_The exercise_: With the images removed, repeat the data below exactly.

(Extracted records)

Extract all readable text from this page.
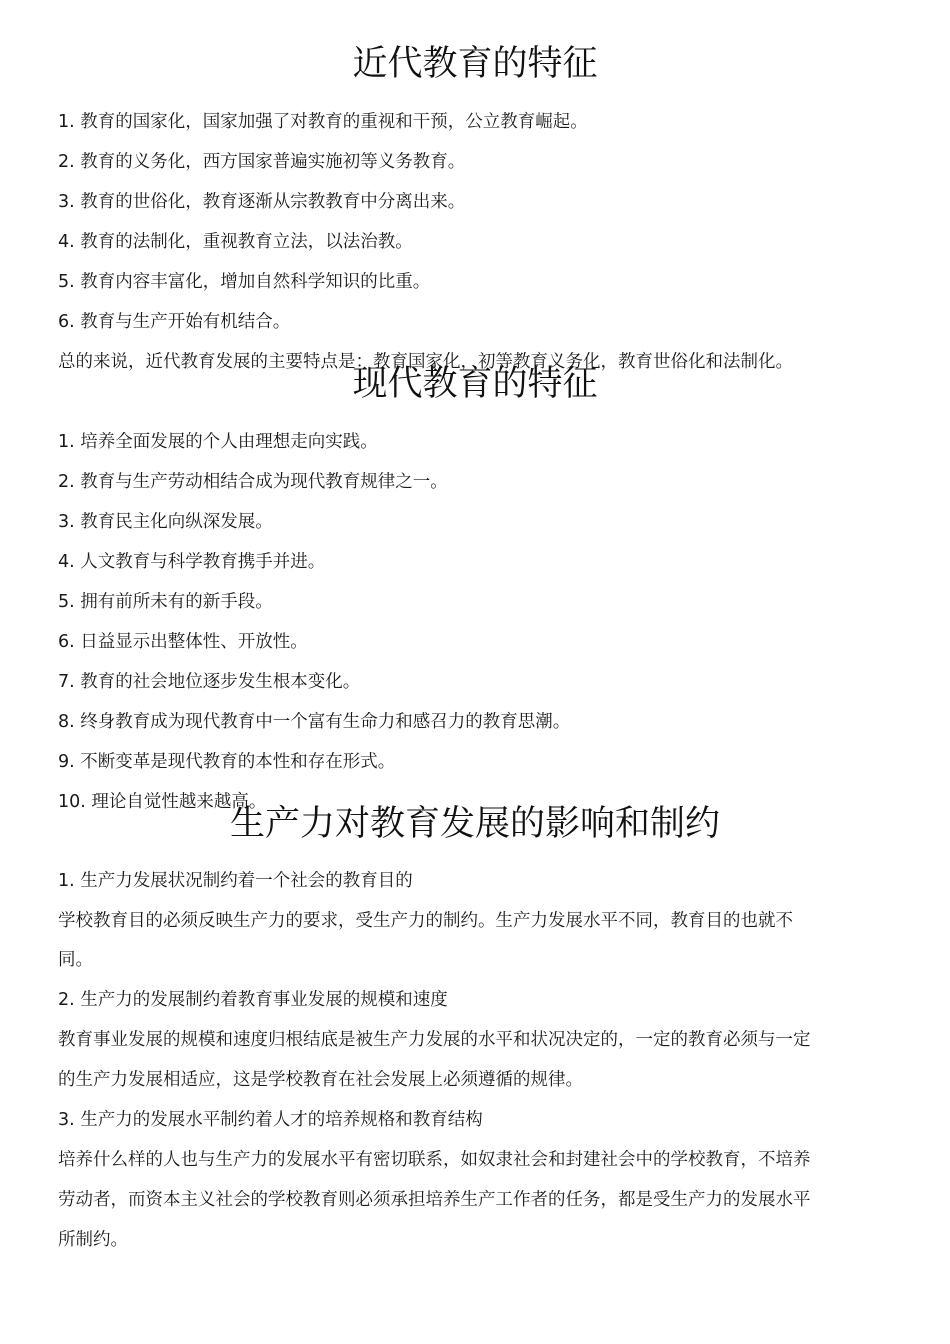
近代教育的特征
1. 教育的国家化，国家加强了对教育的重视和干预，公立教育崛起。
2. 教育的义务化，西方国家普遍实施初等义务教育。
3. 教育的世俗化，教育逐渐从宗教教育中分离出来。
4. 教育的法制化，重视教育立法，以法治教。
5. 教育内容丰富化，增加自然科学知识的比重。
6. 教育与生产开始有机结合。
总的来说，近代教育发展的主要特点是：教育国家化，初等教育义务化，教育世俗化和法制化。
现代教育的特征
1. 培养全面发展的个人由理想走向实践。
2. 教育与生产劳动相结合成为现代教育规律之一。
3. 教育民主化向纵深发展。
4. 人文教育与科学教育携手并进。
5. 拥有前所未有的新手段。
6. 日益显示出整体性、开放性。
7. 教育的社会地位逐步发生根本变化。
8. 终身教育成为现代教育中一个富有生命力和感召力的教育思潮。
9. 不断变革是现代教育的本性和存在形式。
10. 理论自觉性越来越高。
生产力对教育发展的影响和制约
1. 生产力发展状况制约着一个社会的教育目的
学校教育目的必须反映生产力的要求，受生产力的制约。生产力发展水平不同，教育目的也就不
同。
2. 生产力的发展制约着教育事业发展的规模和速度
教育事业发展的规模和速度归根结底是被生产力发展的水平和状况决定的，一定的教育必须与一定
的生产力发展相适应，这是学校教育在社会发展上必须遵循的规律。
3. 生产力的发展水平制约着人才的培养规格和教育结构
培养什么样的人也与生产力的发展水平有密切联系，如奴隶社会和封建社会中的学校教育，不培养
劳动者，而资本主义社会的学校教育则必须承担培养生产工作者的任务，都是受生产力的发展水平
所制约。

_Right answer_:
Extract all readable text from this page.
近代教育的特征
1. 教育的国家化，国家加强了对教育的重视和干预，公立教育崛起。
2. 教育的义务化，西方国家普遍实施初等义务教育。
3. 教育的世俗化，教育逐渐从宗教教育中分离出来。
4. 教育的法制化，重视教育立法，以法治教。
5. 教育内容丰富化，增加自然科学知识的比重。
6. 教育与生产开始有机结合。
总的来说，近代教育发展的主要特点是：教育国家化，初等教育义务化，教育世俗化和法制化。
现代教育的特征
1. 培养全面发展的个人由理想走向实践。
2. 教育与生产劳动相结合成为现代教育规律之一。
3. 教育民主化向纵深发展。
4. 人文教育与科学教育携手并进。
5. 拥有前所未有的新手段。
6. 日益显示出整体性、开放性。
7. 教育的社会地位逐步发生根本变化。
8. 终身教育成为现代教育中一个富有生命力和感召力的教育思潮。
9. 不断变革是现代教育的本性和存在形式。
10. 理论自觉性越来越高。
生产力对教育发展的影响和制约
1. 生产力发展状况制约着一个社会的教育目的
学校教育目的必须反映生产力的要求，受生产力的制约。生产力发展水平不同，教育目的也就不
同。
2. 生产力的发展制约着教育事业发展的规模和速度
教育事业发展的规模和速度归根结底是被生产力发展的水平和状况决定的，一定的教育必须与一定
的生产力发展相适应，这是学校教育在社会发展上必须遵循的规律。
3. 生产力的发展水平制约着人才的培养规格和教育结构
培养什么样的人也与生产力的发展水平有密切联系，如奴隶社会和封建社会中的学校教育，不培养
劳动者，而资本主义社会的学校教育则必须承担培养生产工作者的任务，都是受生产力的发展水平
所制约。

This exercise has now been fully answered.